### GIVEN TASK
Return each line of the data below verbatim; pictures are to be left out.
* start EXCERPTED DATA *
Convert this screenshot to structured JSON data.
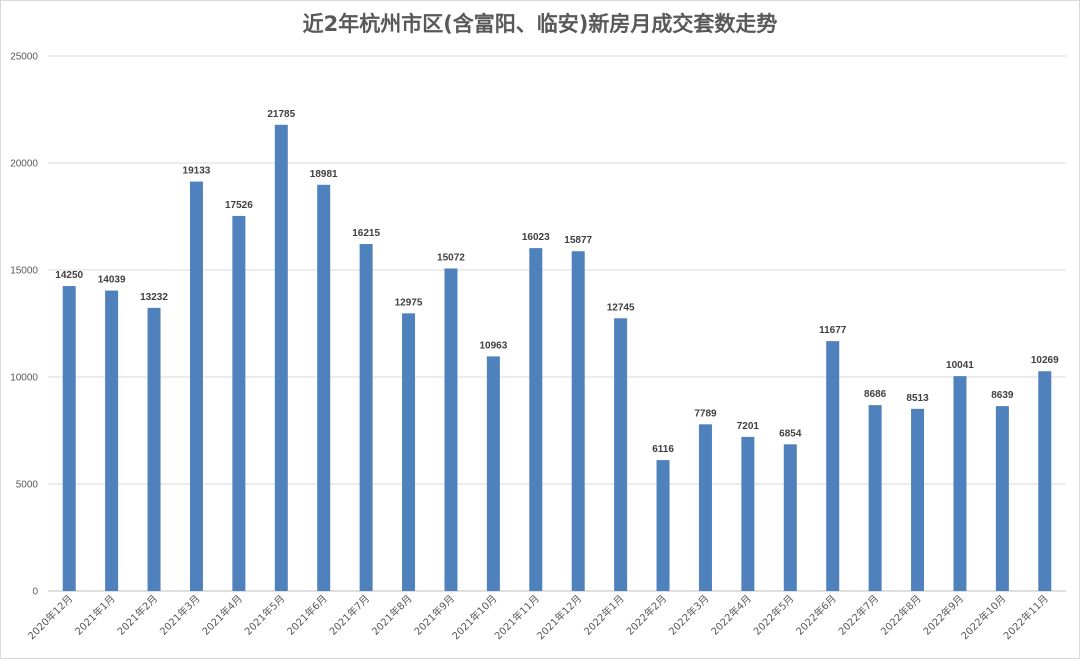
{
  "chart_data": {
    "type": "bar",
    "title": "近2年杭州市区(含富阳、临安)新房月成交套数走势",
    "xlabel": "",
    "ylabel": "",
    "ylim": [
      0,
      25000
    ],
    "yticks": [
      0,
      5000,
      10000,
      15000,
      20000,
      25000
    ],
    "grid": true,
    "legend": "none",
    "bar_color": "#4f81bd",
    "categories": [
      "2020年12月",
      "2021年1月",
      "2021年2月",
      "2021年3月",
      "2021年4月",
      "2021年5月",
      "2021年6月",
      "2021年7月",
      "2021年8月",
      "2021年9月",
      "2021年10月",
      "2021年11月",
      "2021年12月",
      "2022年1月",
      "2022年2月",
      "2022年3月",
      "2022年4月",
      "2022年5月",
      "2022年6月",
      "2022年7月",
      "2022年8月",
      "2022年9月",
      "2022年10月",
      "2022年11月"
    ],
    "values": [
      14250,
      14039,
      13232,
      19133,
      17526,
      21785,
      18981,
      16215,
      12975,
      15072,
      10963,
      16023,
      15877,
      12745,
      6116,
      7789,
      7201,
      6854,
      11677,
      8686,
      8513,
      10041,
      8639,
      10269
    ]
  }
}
* end EXCERPTED DATA *
### THE OUTPUT
Convert this screenshot to structured JSON data.
{
  "chart_data": {
    "type": "bar",
    "title": "近2年杭州市区(含富阳、临安)新房月成交套数走势",
    "xlabel": "",
    "ylabel": "",
    "ylim": [
      0,
      25000
    ],
    "yticks": [
      0,
      5000,
      10000,
      15000,
      20000,
      25000
    ],
    "grid": true,
    "legend": "none",
    "bar_color": "#4f81bd",
    "categories": [
      "2020年12月",
      "2021年1月",
      "2021年2月",
      "2021年3月",
      "2021年4月",
      "2021年5月",
      "2021年6月",
      "2021年7月",
      "2021年8月",
      "2021年9月",
      "2021年10月",
      "2021年11月",
      "2021年12月",
      "2022年1月",
      "2022年2月",
      "2022年3月",
      "2022年4月",
      "2022年5月",
      "2022年6月",
      "2022年7月",
      "2022年8月",
      "2022年9月",
      "2022年10月",
      "2022年11月"
    ],
    "values": [
      14250,
      14039,
      13232,
      19133,
      17526,
      21785,
      18981,
      16215,
      12975,
      15072,
      10963,
      16023,
      15877,
      12745,
      6116,
      7789,
      7201,
      6854,
      11677,
      8686,
      8513,
      10041,
      8639,
      10269
    ]
  }
}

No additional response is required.